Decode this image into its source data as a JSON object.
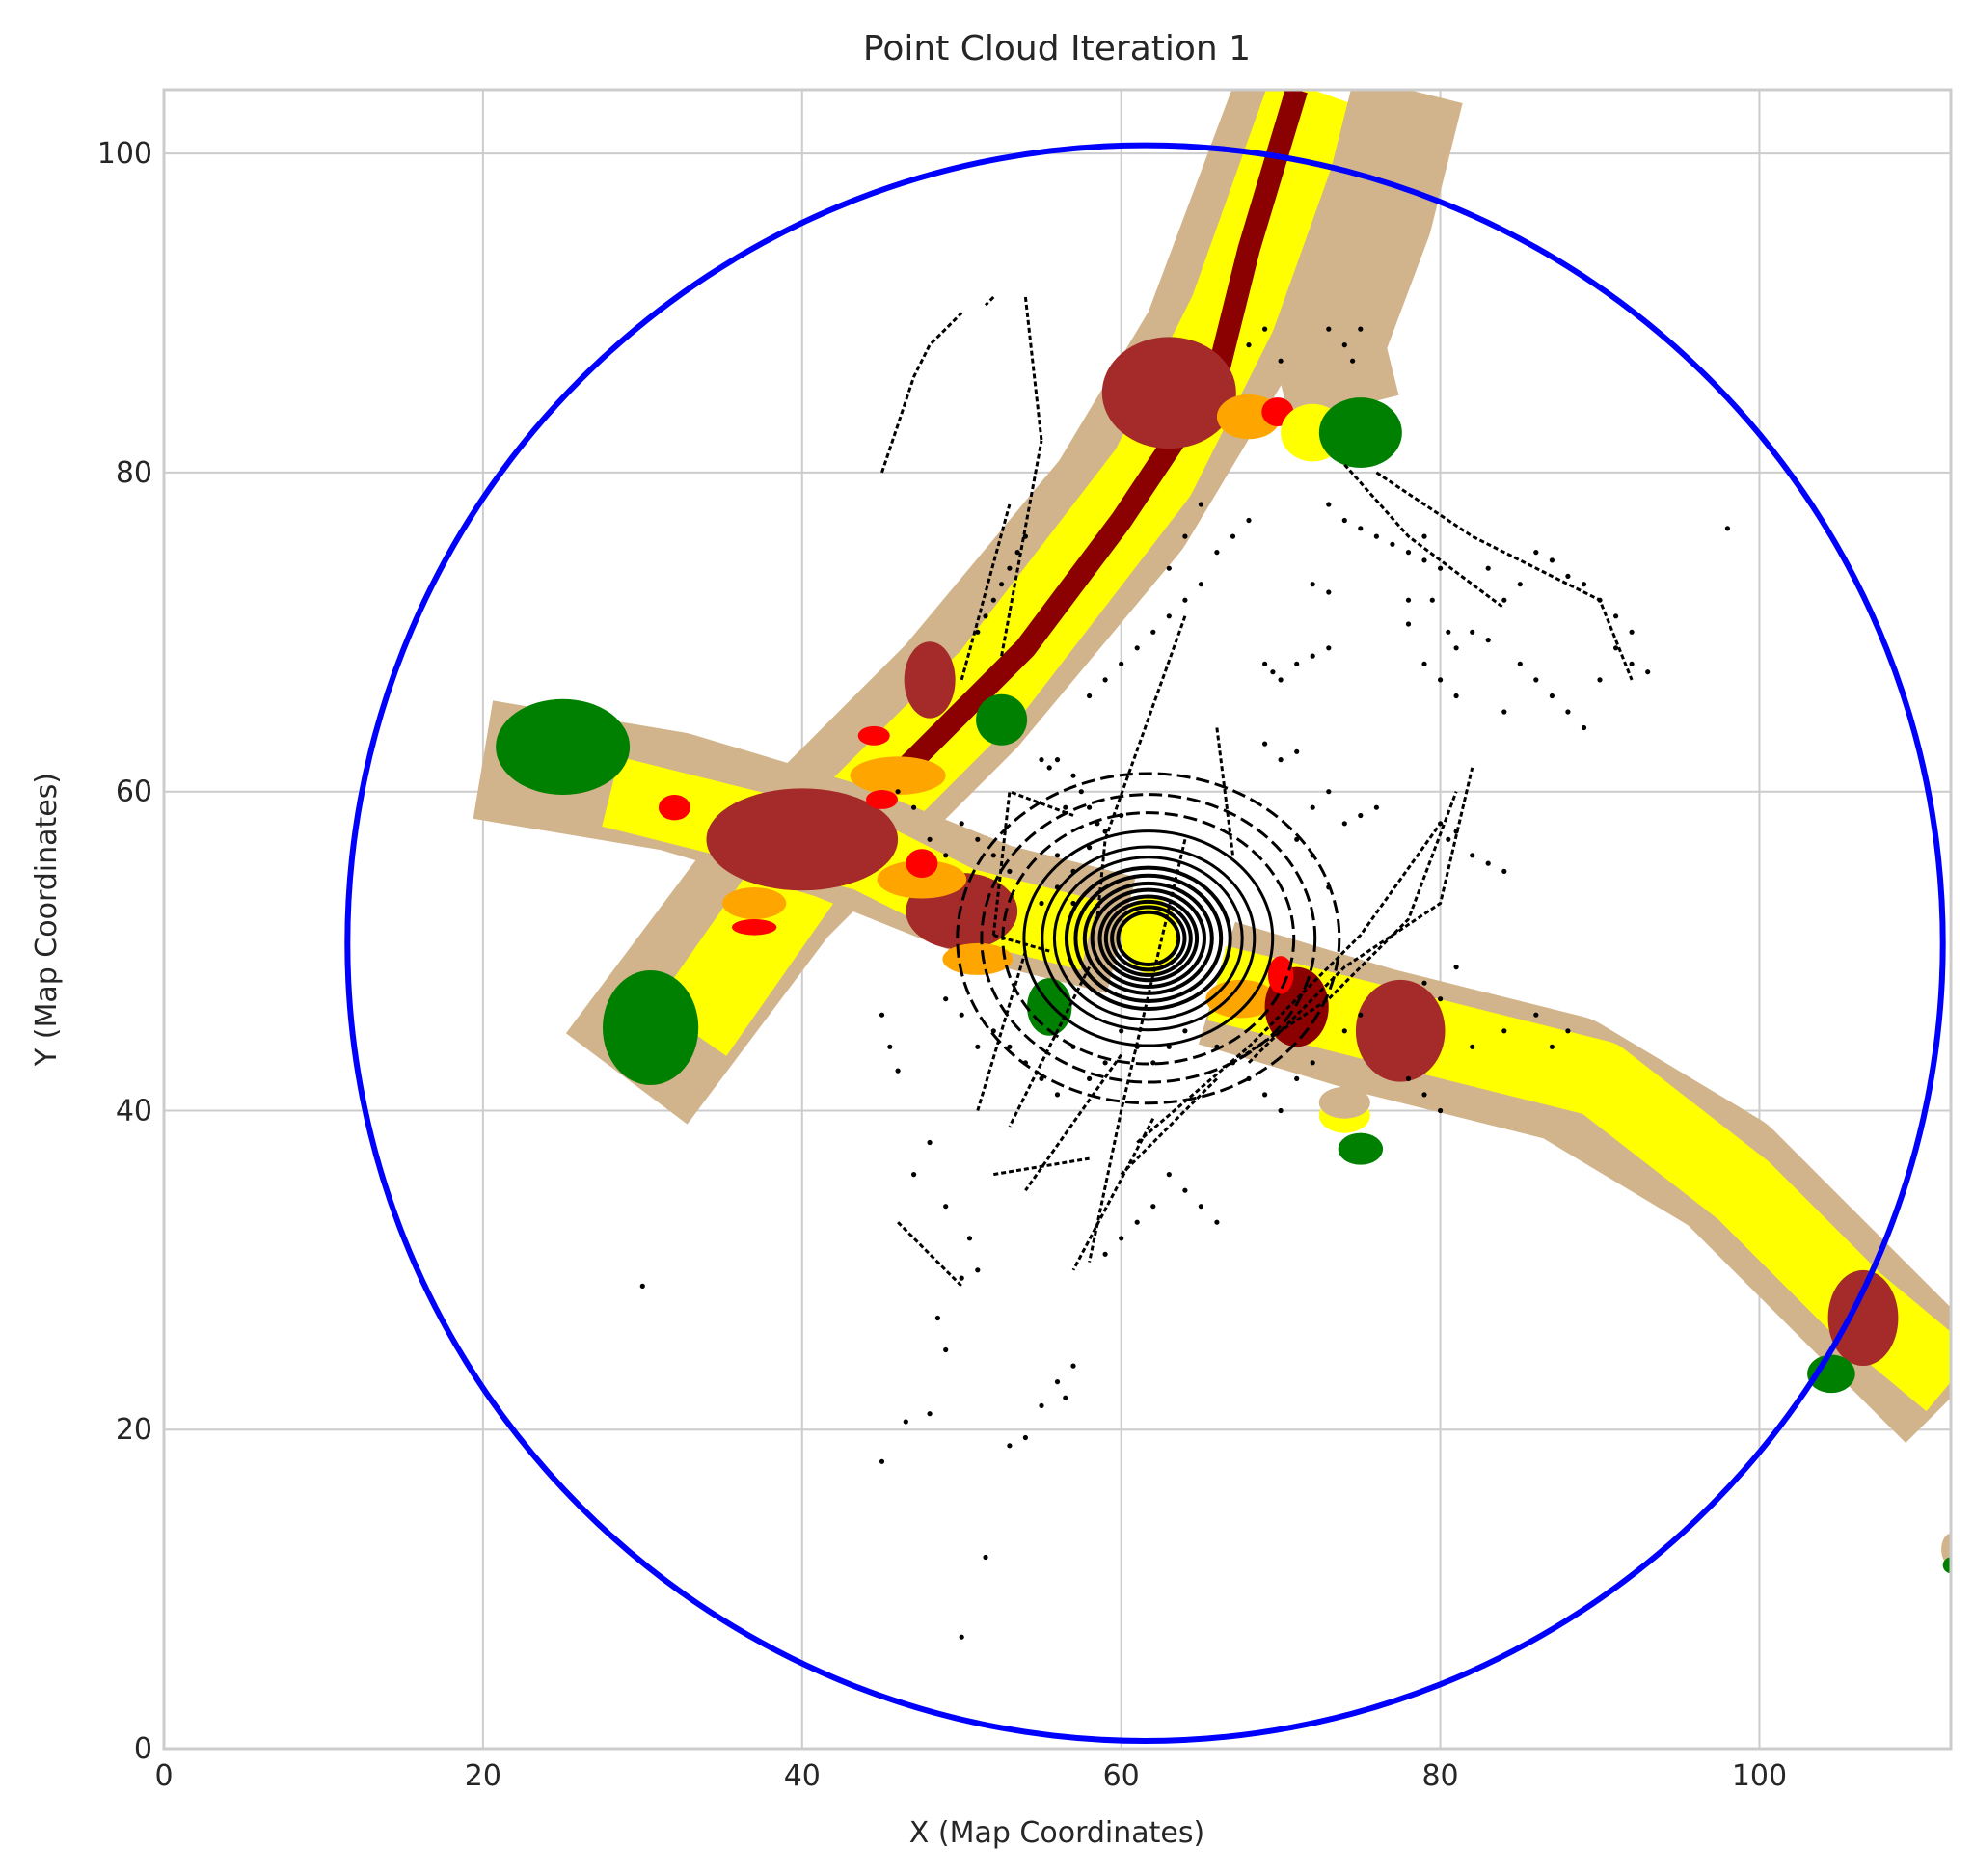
{
  "chart_data": {
    "type": "scatter",
    "title": "Point Cloud Iteration 1",
    "xlabel": "X (Map Coordinates)",
    "ylabel": "Y (Map Coordinates)",
    "xlim": [
      0,
      112
    ],
    "ylim": [
      0,
      104
    ],
    "xticks": [
      0,
      20,
      40,
      60,
      80,
      100
    ],
    "yticks": [
      0,
      20,
      40,
      60,
      80,
      100
    ],
    "xtick_labels": [
      "0",
      "20",
      "40",
      "60",
      "80",
      "100"
    ],
    "ytick_labels": [
      "0",
      "20",
      "40",
      "60",
      "80",
      "100"
    ],
    "grid": true,
    "colors": {
      "circle": "#0000ff",
      "points": "#000000",
      "tan": "#d2b48c",
      "yellow": "#ffff00",
      "darkred": "#8b0000",
      "brown": "#a52a2a",
      "orange": "#ffa500",
      "red": "#ff0000",
      "green": "#008000"
    },
    "circle": {
      "center": [
        61.5,
        50.5
      ],
      "radius": 50
    },
    "road_segments": [
      {
        "class": "tan",
        "width": 9.5,
        "points": [
          [
            29,
            42
          ],
          [
            38,
            54
          ],
          [
            50,
            66
          ],
          [
            60,
            78
          ],
          [
            66,
            88
          ],
          [
            72,
            104
          ]
        ]
      },
      {
        "class": "yellow",
        "width": 5.5,
        "points": [
          [
            33,
            45
          ],
          [
            40,
            55
          ],
          [
            52,
            67
          ],
          [
            62,
            80
          ],
          [
            67,
            90
          ],
          [
            72,
            104
          ]
        ]
      },
      {
        "class": "darkred",
        "width": 1.4,
        "points": [
          [
            46,
            61
          ],
          [
            54,
            69
          ],
          [
            60,
            77
          ],
          [
            66,
            86
          ],
          [
            68,
            94
          ],
          [
            71,
            104
          ]
        ]
      },
      {
        "class": "tan",
        "width": 7.0,
        "points": [
          [
            78,
            104
          ],
          [
            76,
            96
          ],
          [
            73,
            88
          ],
          [
            74,
            84
          ]
        ]
      },
      {
        "class": "tan",
        "width": 7.5,
        "points": [
          [
            20,
            62
          ],
          [
            32,
            60
          ],
          [
            42,
            57
          ],
          [
            52,
            53
          ],
          [
            60,
            51
          ]
        ]
      },
      {
        "class": "yellow",
        "width": 4.5,
        "points": [
          [
            28,
            60
          ],
          [
            36,
            58
          ],
          [
            44,
            56
          ],
          [
            50,
            53
          ],
          [
            58,
            51
          ]
        ]
      },
      {
        "class": "tan",
        "width": 8.0,
        "points": [
          [
            66,
            48
          ],
          [
            76,
            45
          ],
          [
            88,
            42
          ],
          [
            98,
            36
          ],
          [
            106,
            28
          ],
          [
            112,
            22
          ]
        ]
      },
      {
        "class": "yellow",
        "width": 4.8,
        "points": [
          [
            66,
            48
          ],
          [
            78,
            45
          ],
          [
            90,
            42
          ],
          [
            99,
            35
          ],
          [
            106,
            28
          ],
          [
            112,
            23
          ]
        ]
      }
    ],
    "blobs": [
      {
        "class": "brown",
        "x": 63,
        "y": 85,
        "rx": 4.2,
        "ry": 3.5
      },
      {
        "class": "brown",
        "x": 40,
        "y": 57,
        "rx": 6.0,
        "ry": 3.2
      },
      {
        "class": "brown",
        "x": 50,
        "y": 52.5,
        "rx": 3.5,
        "ry": 2.4
      },
      {
        "class": "brown",
        "x": 77.5,
        "y": 45,
        "rx": 2.8,
        "ry": 3.2
      },
      {
        "class": "brown",
        "x": 106.5,
        "y": 27,
        "rx": 2.2,
        "ry": 3.0
      },
      {
        "class": "brown",
        "x": 48,
        "y": 67,
        "rx": 1.6,
        "ry": 2.4
      },
      {
        "class": "orange",
        "x": 68,
        "y": 83.5,
        "rx": 2.0,
        "ry": 1.4
      },
      {
        "class": "orange",
        "x": 46,
        "y": 61,
        "rx": 3.0,
        "ry": 1.2
      },
      {
        "class": "orange",
        "x": 47.5,
        "y": 54.5,
        "rx": 2.8,
        "ry": 1.2
      },
      {
        "class": "orange",
        "x": 37,
        "y": 53,
        "rx": 2.0,
        "ry": 1.0
      },
      {
        "class": "orange",
        "x": 51,
        "y": 49.5,
        "rx": 2.2,
        "ry": 1.0
      },
      {
        "class": "orange",
        "x": 67.5,
        "y": 47,
        "rx": 2.2,
        "ry": 1.2
      },
      {
        "class": "darkred",
        "x": 71,
        "y": 46.5,
        "rx": 2.0,
        "ry": 2.5
      },
      {
        "class": "red",
        "x": 69.8,
        "y": 83.8,
        "rx": 1.0,
        "ry": 0.9
      },
      {
        "class": "red",
        "x": 32,
        "y": 59,
        "rx": 1.0,
        "ry": 0.8
      },
      {
        "class": "red",
        "x": 45,
        "y": 59.5,
        "rx": 1.0,
        "ry": 0.6
      },
      {
        "class": "red",
        "x": 44.5,
        "y": 63.5,
        "rx": 1.0,
        "ry": 0.6
      },
      {
        "class": "red",
        "x": 47.5,
        "y": 55.5,
        "rx": 1.0,
        "ry": 0.9
      },
      {
        "class": "red",
        "x": 37,
        "y": 51.5,
        "rx": 1.4,
        "ry": 0.5
      },
      {
        "class": "red",
        "x": 70,
        "y": 48.5,
        "rx": 0.8,
        "ry": 1.2
      },
      {
        "class": "red",
        "x": 61.5,
        "y": 50.5,
        "rx": 0.6,
        "ry": 0.8
      },
      {
        "class": "yellow",
        "x": 61.8,
        "y": 51,
        "rx": 1.8,
        "ry": 2.4
      },
      {
        "class": "yellow",
        "x": 74,
        "y": 39.7,
        "rx": 1.6,
        "ry": 1.1
      },
      {
        "class": "yellow",
        "x": 72,
        "y": 82.5,
        "rx": 2.0,
        "ry": 1.8
      },
      {
        "class": "tan",
        "x": 74,
        "y": 40.5,
        "rx": 1.6,
        "ry": 1.0
      },
      {
        "class": "tan",
        "x": 112,
        "y": 12.5,
        "rx": 0.6,
        "ry": 1.0
      },
      {
        "class": "green",
        "x": 25,
        "y": 62.8,
        "rx": 4.2,
        "ry": 3.0
      },
      {
        "class": "green",
        "x": 30.5,
        "y": 45.2,
        "rx": 3.0,
        "ry": 3.6
      },
      {
        "class": "green",
        "x": 75,
        "y": 82.5,
        "rx": 2.6,
        "ry": 2.2
      },
      {
        "class": "green",
        "x": 52.5,
        "y": 64.5,
        "rx": 1.6,
        "ry": 1.6
      },
      {
        "class": "green",
        "x": 75,
        "y": 37.6,
        "rx": 1.4,
        "ry": 1.0
      },
      {
        "class": "green",
        "x": 104.5,
        "y": 23.5,
        "rx": 1.5,
        "ry": 1.2
      },
      {
        "class": "green",
        "x": 55.5,
        "y": 46.5,
        "rx": 1.4,
        "ry": 1.8
      },
      {
        "class": "green",
        "x": 112,
        "y": 11.5,
        "rx": 0.5,
        "ry": 0.5
      }
    ],
    "rings": {
      "center": [
        61.7,
        50.8
      ],
      "radii": [
        2.0,
        2.4,
        2.8,
        3.2,
        3.7,
        4.2,
        4.8,
        5.4,
        6.2,
        7.0,
        8.2,
        9.6,
        11.0,
        12.6
      ]
    },
    "point_lines": [
      [
        [
          52,
          51
        ],
        [
          53,
          60
        ],
        [
          57,
          58.5
        ]
      ],
      [
        [
          52,
          51
        ],
        [
          55.5,
          50
        ]
      ],
      [
        [
          54,
          50
        ],
        [
          51,
          40
        ]
      ],
      [
        [
          58,
          49
        ],
        [
          53,
          39
        ]
      ],
      [
        [
          60,
          43.5
        ],
        [
          54,
          35
        ]
      ],
      [
        [
          62,
          39.5
        ],
        [
          57,
          30
        ]
      ],
      [
        [
          64,
          57
        ],
        [
          60,
          40
        ],
        [
          58,
          30.5
        ]
      ],
      [
        [
          66,
          42
        ],
        [
          60,
          36
        ]
      ],
      [
        [
          64,
          71
        ],
        [
          59,
          57
        ],
        [
          58.5,
          52
        ]
      ],
      [
        [
          66,
          64
        ],
        [
          67,
          56
        ]
      ],
      [
        [
          68,
          43
        ],
        [
          71,
          46
        ],
        [
          74,
          49
        ],
        [
          80,
          53
        ],
        [
          82,
          61.5
        ]
      ],
      [
        [
          67,
          43
        ],
        [
          73,
          47
        ],
        [
          78,
          52
        ],
        [
          81,
          60
        ]
      ],
      [
        [
          61,
          38
        ],
        [
          68,
          44
        ],
        [
          75,
          51
        ],
        [
          80,
          58
        ]
      ],
      [
        [
          52,
          36
        ],
        [
          58,
          37
        ]
      ],
      [
        [
          52.5,
          68.5
        ],
        [
          55,
          82
        ]
      ],
      [
        [
          50,
          67
        ],
        [
          53,
          78
        ]
      ],
      [
        [
          74,
          80.5
        ],
        [
          78,
          76
        ],
        [
          84,
          71.5
        ]
      ],
      [
        [
          76,
          80
        ],
        [
          82,
          76
        ],
        [
          90,
          72
        ],
        [
          92,
          67
        ]
      ],
      [
        [
          46,
          33
        ],
        [
          50,
          29
        ]
      ],
      [
        [
          52,
          91
        ],
        [
          51.5,
          90.5
        ]
      ],
      [
        [
          45,
          80
        ],
        [
          46,
          83
        ],
        [
          47,
          86
        ],
        [
          48,
          88
        ],
        [
          50,
          90
        ]
      ],
      [
        [
          54,
          91
        ],
        [
          55,
          82
        ]
      ]
    ],
    "points": [
      [
        30,
        29
      ],
      [
        50,
        7
      ],
      [
        51.5,
        12
      ],
      [
        45,
        18
      ],
      [
        46.5,
        20.5
      ],
      [
        48,
        21
      ],
      [
        53,
        19
      ],
      [
        54,
        19.5
      ],
      [
        55,
        21.5
      ],
      [
        56,
        23
      ],
      [
        57,
        24
      ],
      [
        56.5,
        22
      ],
      [
        45,
        46
      ],
      [
        45.5,
        44
      ],
      [
        46,
        42.5
      ],
      [
        48,
        38
      ],
      [
        47,
        36
      ],
      [
        49,
        34
      ],
      [
        48.5,
        27
      ],
      [
        49,
        25
      ],
      [
        50.5,
        32
      ],
      [
        51,
        30
      ],
      [
        50,
        29.5
      ],
      [
        98,
        76.5
      ],
      [
        86,
        75
      ],
      [
        87,
        74.5
      ],
      [
        88,
        73.5
      ],
      [
        89,
        73
      ],
      [
        90,
        72
      ],
      [
        91,
        71
      ],
      [
        92,
        70
      ],
      [
        85,
        73
      ],
      [
        83,
        74
      ],
      [
        84,
        72
      ],
      [
        79,
        68
      ],
      [
        80,
        67
      ],
      [
        81,
        66
      ],
      [
        79.5,
        72
      ],
      [
        80,
        74
      ],
      [
        79,
        76
      ],
      [
        80.5,
        70
      ],
      [
        81,
        69
      ],
      [
        78,
        70.5
      ],
      [
        72,
        73
      ],
      [
        73,
        72.5
      ],
      [
        78,
        72
      ],
      [
        82,
        70
      ],
      [
        84,
        65
      ],
      [
        83,
        69.5
      ],
      [
        69,
        68
      ],
      [
        69.5,
        67.5
      ],
      [
        70,
        67
      ],
      [
        71,
        68
      ],
      [
        72,
        68.5
      ],
      [
        73,
        69
      ],
      [
        69,
        63
      ],
      [
        70,
        62
      ],
      [
        71,
        62.5
      ],
      [
        68,
        88
      ],
      [
        69,
        89
      ],
      [
        70,
        87
      ],
      [
        73,
        89
      ],
      [
        74,
        88
      ],
      [
        75,
        89
      ],
      [
        74.5,
        87
      ],
      [
        80,
        58
      ],
      [
        80.5,
        57
      ],
      [
        81,
        57.5
      ],
      [
        82,
        56
      ],
      [
        83,
        55.5
      ],
      [
        84,
        55
      ],
      [
        81,
        49
      ],
      [
        79,
        48
      ],
      [
        80,
        47
      ],
      [
        78,
        42
      ],
      [
        79,
        41
      ],
      [
        80,
        40
      ],
      [
        82,
        44
      ],
      [
        84,
        45
      ],
      [
        86,
        46
      ],
      [
        87,
        44
      ],
      [
        88,
        45
      ],
      [
        72,
        59
      ],
      [
        73,
        60
      ],
      [
        74,
        58
      ],
      [
        75,
        58.5
      ],
      [
        76,
        59
      ],
      [
        71,
        57
      ],
      [
        72,
        56
      ],
      [
        73,
        54
      ],
      [
        55,
        62
      ],
      [
        55.5,
        61.5
      ],
      [
        56,
        62
      ],
      [
        57,
        61
      ],
      [
        57.5,
        60
      ],
      [
        58,
        59
      ],
      [
        58.5,
        58
      ],
      [
        56.5,
        59
      ],
      [
        50,
        58
      ],
      [
        51,
        57
      ],
      [
        52,
        56
      ],
      [
        53,
        55
      ],
      [
        49,
        56
      ],
      [
        48,
        57
      ],
      [
        47,
        59
      ],
      [
        46,
        60
      ],
      [
        60,
        45
      ],
      [
        61,
        44
      ],
      [
        62,
        43
      ],
      [
        63,
        44
      ],
      [
        64,
        45
      ],
      [
        59,
        43
      ],
      [
        58,
        42
      ],
      [
        57,
        44
      ],
      [
        66,
        44
      ],
      [
        67,
        43
      ],
      [
        68,
        42
      ],
      [
        69,
        41
      ],
      [
        70,
        40
      ],
      [
        71,
        42
      ],
      [
        72,
        43
      ],
      [
        74,
        45
      ],
      [
        75,
        46
      ],
      [
        56,
        56
      ],
      [
        57,
        55
      ],
      [
        58,
        56.5
      ],
      [
        59,
        57.5
      ],
      [
        60,
        58.5
      ],
      [
        57,
        53
      ],
      [
        56,
        54
      ],
      [
        55,
        53
      ],
      [
        52,
        45
      ],
      [
        53,
        44
      ],
      [
        54,
        43
      ],
      [
        55,
        42
      ],
      [
        56,
        41
      ],
      [
        51,
        44
      ],
      [
        50,
        46
      ],
      [
        49,
        47
      ],
      [
        63,
        36
      ],
      [
        64,
        35
      ],
      [
        65,
        34
      ],
      [
        66,
        33
      ],
      [
        62,
        34
      ],
      [
        61,
        33
      ],
      [
        60,
        32
      ],
      [
        59,
        31
      ],
      [
        58,
        66
      ],
      [
        59,
        67
      ],
      [
        60,
        68
      ],
      [
        61,
        69
      ],
      [
        62,
        70
      ],
      [
        63,
        71
      ],
      [
        64,
        72
      ],
      [
        65,
        73
      ],
      [
        66,
        75
      ],
      [
        67,
        76
      ],
      [
        68,
        77
      ],
      [
        65,
        78
      ],
      [
        64,
        76
      ],
      [
        63,
        74
      ],
      [
        73,
        78
      ],
      [
        74,
        77
      ],
      [
        75,
        76.5
      ],
      [
        76,
        76
      ],
      [
        77,
        75.5
      ],
      [
        78,
        75
      ],
      [
        79,
        74.5
      ],
      [
        85,
        68
      ],
      [
        86,
        67
      ],
      [
        87,
        66
      ],
      [
        88,
        65
      ],
      [
        89,
        64
      ],
      [
        90,
        67
      ],
      [
        91,
        69
      ],
      [
        92,
        68
      ],
      [
        93,
        67.5
      ],
      [
        51,
        70
      ],
      [
        51.5,
        71
      ],
      [
        52,
        72
      ],
      [
        52.5,
        73
      ],
      [
        53,
        74
      ],
      [
        53.5,
        75
      ],
      [
        54,
        76
      ]
    ]
  }
}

* _PROBLEM_
Look through the entries above for the word "Coordinates". Copy every line where it shows up.

* _COMPLETED TASK_
    "xlabel": "X (Map Coordinates)",
    "ylabel": "Y (Map Coordinates)",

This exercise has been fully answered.